* WORK TO COMPLETE *
Retype the material in full, keeping every word the same.

* INPUT ROWS *
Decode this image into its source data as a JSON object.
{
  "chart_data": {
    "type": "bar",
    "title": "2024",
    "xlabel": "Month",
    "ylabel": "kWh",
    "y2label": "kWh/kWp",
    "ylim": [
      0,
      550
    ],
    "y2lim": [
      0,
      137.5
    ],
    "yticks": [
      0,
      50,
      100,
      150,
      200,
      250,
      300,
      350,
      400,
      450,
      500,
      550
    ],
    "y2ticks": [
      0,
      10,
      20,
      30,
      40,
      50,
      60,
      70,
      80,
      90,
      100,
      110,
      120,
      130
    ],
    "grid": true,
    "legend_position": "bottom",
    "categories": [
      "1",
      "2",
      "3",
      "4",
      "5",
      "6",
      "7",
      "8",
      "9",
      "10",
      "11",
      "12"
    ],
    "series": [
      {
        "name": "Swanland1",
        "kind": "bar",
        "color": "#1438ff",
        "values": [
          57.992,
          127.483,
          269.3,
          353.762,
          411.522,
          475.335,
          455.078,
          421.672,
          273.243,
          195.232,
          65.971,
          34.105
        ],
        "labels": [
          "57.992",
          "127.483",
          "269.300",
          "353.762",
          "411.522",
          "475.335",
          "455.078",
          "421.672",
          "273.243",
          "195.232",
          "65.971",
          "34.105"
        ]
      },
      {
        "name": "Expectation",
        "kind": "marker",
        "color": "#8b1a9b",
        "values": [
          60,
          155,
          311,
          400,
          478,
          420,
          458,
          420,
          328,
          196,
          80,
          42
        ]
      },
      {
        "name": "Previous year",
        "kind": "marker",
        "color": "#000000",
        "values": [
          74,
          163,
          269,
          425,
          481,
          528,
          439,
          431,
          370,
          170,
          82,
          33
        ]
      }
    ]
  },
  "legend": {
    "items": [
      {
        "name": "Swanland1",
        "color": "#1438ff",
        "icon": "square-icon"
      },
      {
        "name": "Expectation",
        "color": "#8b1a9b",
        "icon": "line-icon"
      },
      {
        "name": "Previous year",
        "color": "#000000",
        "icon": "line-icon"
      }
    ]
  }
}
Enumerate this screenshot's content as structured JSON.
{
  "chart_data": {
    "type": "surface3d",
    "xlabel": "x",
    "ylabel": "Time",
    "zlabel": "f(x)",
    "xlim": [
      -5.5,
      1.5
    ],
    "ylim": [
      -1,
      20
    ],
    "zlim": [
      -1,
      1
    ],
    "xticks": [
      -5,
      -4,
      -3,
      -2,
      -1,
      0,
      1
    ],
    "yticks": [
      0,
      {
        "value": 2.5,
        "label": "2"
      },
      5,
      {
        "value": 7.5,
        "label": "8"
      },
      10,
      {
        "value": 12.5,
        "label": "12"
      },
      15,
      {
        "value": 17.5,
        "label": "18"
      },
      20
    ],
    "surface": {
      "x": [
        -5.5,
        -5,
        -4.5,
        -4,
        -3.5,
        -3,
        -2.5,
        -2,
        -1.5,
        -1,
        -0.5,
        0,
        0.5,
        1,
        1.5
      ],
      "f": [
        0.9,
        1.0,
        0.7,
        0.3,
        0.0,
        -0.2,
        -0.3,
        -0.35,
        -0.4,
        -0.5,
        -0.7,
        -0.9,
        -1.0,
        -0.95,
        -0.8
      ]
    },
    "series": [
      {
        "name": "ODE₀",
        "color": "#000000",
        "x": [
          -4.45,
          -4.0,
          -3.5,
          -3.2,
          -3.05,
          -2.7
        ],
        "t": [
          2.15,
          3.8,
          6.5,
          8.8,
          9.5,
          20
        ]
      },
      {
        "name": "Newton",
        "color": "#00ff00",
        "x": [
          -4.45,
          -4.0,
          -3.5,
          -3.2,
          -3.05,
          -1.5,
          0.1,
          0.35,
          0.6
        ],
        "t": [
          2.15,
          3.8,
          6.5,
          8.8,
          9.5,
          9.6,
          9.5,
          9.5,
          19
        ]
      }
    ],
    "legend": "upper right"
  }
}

* TASK RESPONSE *
Decode this image into its source data as a JSON object.
{
  "chart_data": {
    "type": "bar",
    "title": "2024",
    "xlabel": "Month",
    "ylabel": "kWh",
    "y2label": "kWh/kWp",
    "ylim": [
      0,
      550
    ],
    "y2lim": [
      0,
      137.5
    ],
    "yticks": [
      0,
      50,
      100,
      150,
      200,
      250,
      300,
      350,
      400,
      450,
      500,
      550
    ],
    "y2ticks": [
      0,
      10,
      20,
      30,
      40,
      50,
      60,
      70,
      80,
      90,
      100,
      110,
      120,
      130
    ],
    "grid": true,
    "legend_position": "bottom",
    "categories": [
      "1",
      "2",
      "3",
      "4",
      "5",
      "6",
      "7",
      "8",
      "9",
      "10",
      "11",
      "12"
    ],
    "series": [
      {
        "name": "Swanland1",
        "kind": "bar",
        "color": "#1438ff",
        "values": [
          57.992,
          127.483,
          269.3,
          353.762,
          411.522,
          475.335,
          455.078,
          421.672,
          273.243,
          195.232,
          65.971,
          34.105
        ],
        "labels": [
          "57.992",
          "127.483",
          "269.300",
          "353.762",
          "411.522",
          "475.335",
          "455.078",
          "421.672",
          "273.243",
          "195.232",
          "65.971",
          "34.105"
        ]
      },
      {
        "name": "Expectation",
        "kind": "marker",
        "color": "#8b1a9b",
        "values": [
          60,
          155,
          311,
          400,
          478,
          420,
          458,
          420,
          328,
          196,
          80,
          42
        ]
      },
      {
        "name": "Previous year",
        "kind": "marker",
        "color": "#000000",
        "values": [
          74,
          163,
          269,
          425,
          481,
          528,
          439,
          431,
          370,
          170,
          82,
          33
        ]
      }
    ]
  },
  "legend": {
    "items": [
      {
        "name": "Swanland1",
        "color": "#1438ff",
        "icon": "square-icon"
      },
      {
        "name": "Expectation",
        "color": "#8b1a9b",
        "icon": "line-icon"
      },
      {
        "name": "Previous year",
        "color": "#000000",
        "icon": "line-icon"
      }
    ]
  }
}
Enumerate this screenshot's content as structured JSON.
{
  "chart_data": {
    "type": "surface3d",
    "xlabel": "x",
    "ylabel": "Time",
    "zlabel": "f(x)",
    "xlim": [
      -5.5,
      1.5
    ],
    "ylim": [
      -1,
      20
    ],
    "zlim": [
      -1,
      1
    ],
    "xticks": [
      -5,
      -4,
      -3,
      -2,
      -1,
      0,
      1
    ],
    "yticks": [
      0,
      {
        "value": 2.5,
        "label": "2"
      },
      5,
      {
        "value": 7.5,
        "label": "8"
      },
      10,
      {
        "value": 12.5,
        "label": "12"
      },
      15,
      {
        "value": 17.5,
        "label": "18"
      },
      20
    ],
    "surface": {
      "x": [
        -5.5,
        -5,
        -4.5,
        -4,
        -3.5,
        -3,
        -2.5,
        -2,
        -1.5,
        -1,
        -0.5,
        0,
        0.5,
        1,
        1.5
      ],
      "f": [
        0.9,
        1.0,
        0.7,
        0.3,
        0.0,
        -0.2,
        -0.3,
        -0.35,
        -0.4,
        -0.5,
        -0.7,
        -0.9,
        -1.0,
        -0.95,
        -0.8
      ]
    },
    "series": [
      {
        "name": "ODE₀",
        "color": "#000000",
        "x": [
          -4.45,
          -4.0,
          -3.5,
          -3.2,
          -3.05,
          -2.7
        ],
        "t": [
          2.15,
          3.8,
          6.5,
          8.8,
          9.5,
          20
        ]
      },
      {
        "name": "Newton",
        "color": "#00ff00",
        "x": [
          -4.45,
          -4.0,
          -3.5,
          -3.2,
          -3.05,
          -1.5,
          0.1,
          0.35,
          0.6
        ],
        "t": [
          2.15,
          3.8,
          6.5,
          8.8,
          9.5,
          9.6,
          9.5,
          9.5,
          19
        ]
      }
    ],
    "legend": "upper right"
  }
}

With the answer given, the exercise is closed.